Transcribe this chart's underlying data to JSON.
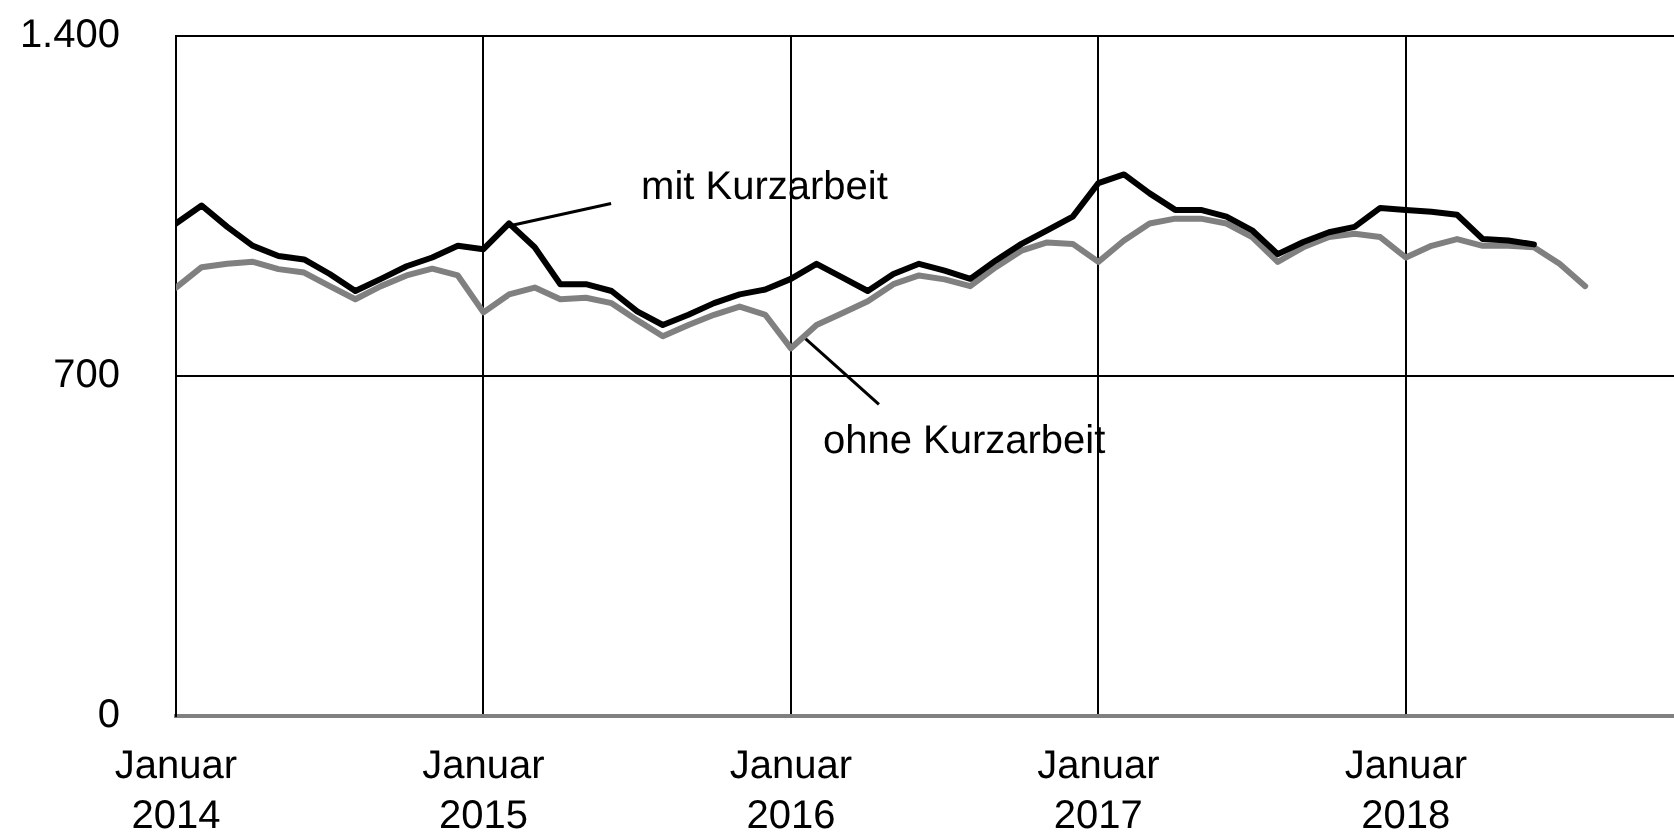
{
  "chart_data": {
    "type": "line",
    "x": [
      "2014-01",
      "2014-02",
      "2014-03",
      "2014-04",
      "2014-05",
      "2014-06",
      "2014-07",
      "2014-08",
      "2014-09",
      "2014-10",
      "2014-11",
      "2014-12",
      "2015-01",
      "2015-02",
      "2015-03",
      "2015-04",
      "2015-05",
      "2015-06",
      "2015-07",
      "2015-08",
      "2015-09",
      "2015-10",
      "2015-11",
      "2015-12",
      "2016-01",
      "2016-02",
      "2016-03",
      "2016-04",
      "2016-05",
      "2016-06",
      "2016-07",
      "2016-08",
      "2016-09",
      "2016-10",
      "2016-11",
      "2016-12",
      "2017-01",
      "2017-02",
      "2017-03",
      "2017-04",
      "2017-05",
      "2017-06",
      "2017-07",
      "2017-08",
      "2017-09",
      "2017-10",
      "2017-11",
      "2017-12",
      "2018-01",
      "2018-02",
      "2018-03",
      "2018-04",
      "2018-05",
      "2018-06",
      "2018-07",
      "2018-08"
    ],
    "series": [
      {
        "name": "mit Kurzarbeit",
        "color": "#000000",
        "values": [
          1014,
          1051,
          1007,
          968,
          947,
          940,
          910,
          875,
          900,
          926,
          944,
          968,
          961,
          1014,
          965,
          889,
          889,
          875,
          833,
          805,
          826,
          850,
          868,
          878,
          900,
          931,
          903,
          875,
          910,
          931,
          917,
          900,
          938,
          972,
          1000,
          1028,
          1097,
          1115,
          1076,
          1042,
          1042,
          1028,
          1000,
          951,
          976,
          996,
          1007,
          1046,
          1042,
          1038,
          1032,
          982,
          979,
          971,
          null,
          null
        ]
      },
      {
        "name": "ohne Kurzarbeit",
        "color": "#808080",
        "values": [
          882,
          924,
          931,
          935,
          920,
          913,
          885,
          858,
          885,
          907,
          921,
          907,
          831,
          868,
          882,
          858,
          861,
          850,
          815,
          782,
          805,
          826,
          843,
          826,
          757,
          805,
          829,
          854,
          889,
          907,
          899,
          885,
          924,
          958,
          975,
          972,
          935,
          979,
          1014,
          1024,
          1024,
          1014,
          986,
          935,
          965,
          986,
          993,
          986,
          944,
          968,
          982,
          968,
          968,
          965,
          931,
          885
        ]
      }
    ],
    "xlim": [
      "2014-01",
      "2018-11-15"
    ],
    "xticks": [
      {
        "value": "2014-01",
        "label": "Januar 2014"
      },
      {
        "value": "2015-01",
        "label": "Januar 2015"
      },
      {
        "value": "2016-01",
        "label": "Januar 2016"
      },
      {
        "value": "2017-01",
        "label": "Januar 2017"
      },
      {
        "value": "2018-01",
        "label": "Januar 2018"
      }
    ],
    "ylim": [
      0,
      1400
    ],
    "yticks": [
      0,
      700,
      {
        "value": 1400,
        "label": "1.400"
      }
    ],
    "grid": true,
    "marker": "none",
    "line_style": "solid"
  }
}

Problem:
Using the data above, print every line exactly, omitting pictures.

Written reply:
Transcribe this chart's underlying data to JSON.
{
  "chart_data": {
    "type": "line",
    "x": [
      "2014-01",
      "2014-02",
      "2014-03",
      "2014-04",
      "2014-05",
      "2014-06",
      "2014-07",
      "2014-08",
      "2014-09",
      "2014-10",
      "2014-11",
      "2014-12",
      "2015-01",
      "2015-02",
      "2015-03",
      "2015-04",
      "2015-05",
      "2015-06",
      "2015-07",
      "2015-08",
      "2015-09",
      "2015-10",
      "2015-11",
      "2015-12",
      "2016-01",
      "2016-02",
      "2016-03",
      "2016-04",
      "2016-05",
      "2016-06",
      "2016-07",
      "2016-08",
      "2016-09",
      "2016-10",
      "2016-11",
      "2016-12",
      "2017-01",
      "2017-02",
      "2017-03",
      "2017-04",
      "2017-05",
      "2017-06",
      "2017-07",
      "2017-08",
      "2017-09",
      "2017-10",
      "2017-11",
      "2017-12",
      "2018-01",
      "2018-02",
      "2018-03",
      "2018-04",
      "2018-05",
      "2018-06",
      "2018-07",
      "2018-08"
    ],
    "series": [
      {
        "name": "mit Kurzarbeit",
        "color": "#000000",
        "values": [
          1014,
          1051,
          1007,
          968,
          947,
          940,
          910,
          875,
          900,
          926,
          944,
          968,
          961,
          1014,
          965,
          889,
          889,
          875,
          833,
          805,
          826,
          850,
          868,
          878,
          900,
          931,
          903,
          875,
          910,
          931,
          917,
          900,
          938,
          972,
          1000,
          1028,
          1097,
          1115,
          1076,
          1042,
          1042,
          1028,
          1000,
          951,
          976,
          996,
          1007,
          1046,
          1042,
          1038,
          1032,
          982,
          979,
          971,
          null,
          null
        ]
      },
      {
        "name": "ohne Kurzarbeit",
        "color": "#808080",
        "values": [
          882,
          924,
          931,
          935,
          920,
          913,
          885,
          858,
          885,
          907,
          921,
          907,
          831,
          868,
          882,
          858,
          861,
          850,
          815,
          782,
          805,
          826,
          843,
          826,
          757,
          805,
          829,
          854,
          889,
          907,
          899,
          885,
          924,
          958,
          975,
          972,
          935,
          979,
          1014,
          1024,
          1024,
          1014,
          986,
          935,
          965,
          986,
          993,
          986,
          944,
          968,
          982,
          968,
          968,
          965,
          931,
          885
        ]
      }
    ],
    "xlim": [
      "2014-01",
      "2018-11-15"
    ],
    "xticks": [
      {
        "value": "2014-01",
        "label": "Januar 2014"
      },
      {
        "value": "2015-01",
        "label": "Januar 2015"
      },
      {
        "value": "2016-01",
        "label": "Januar 2016"
      },
      {
        "value": "2017-01",
        "label": "Januar 2017"
      },
      {
        "value": "2018-01",
        "label": "Januar 2018"
      }
    ],
    "ylim": [
      0,
      1400
    ],
    "yticks": [
      0,
      700,
      {
        "value": 1400,
        "label": "1.400"
      }
    ],
    "grid": true,
    "marker": "none",
    "line_style": "solid"
  }
}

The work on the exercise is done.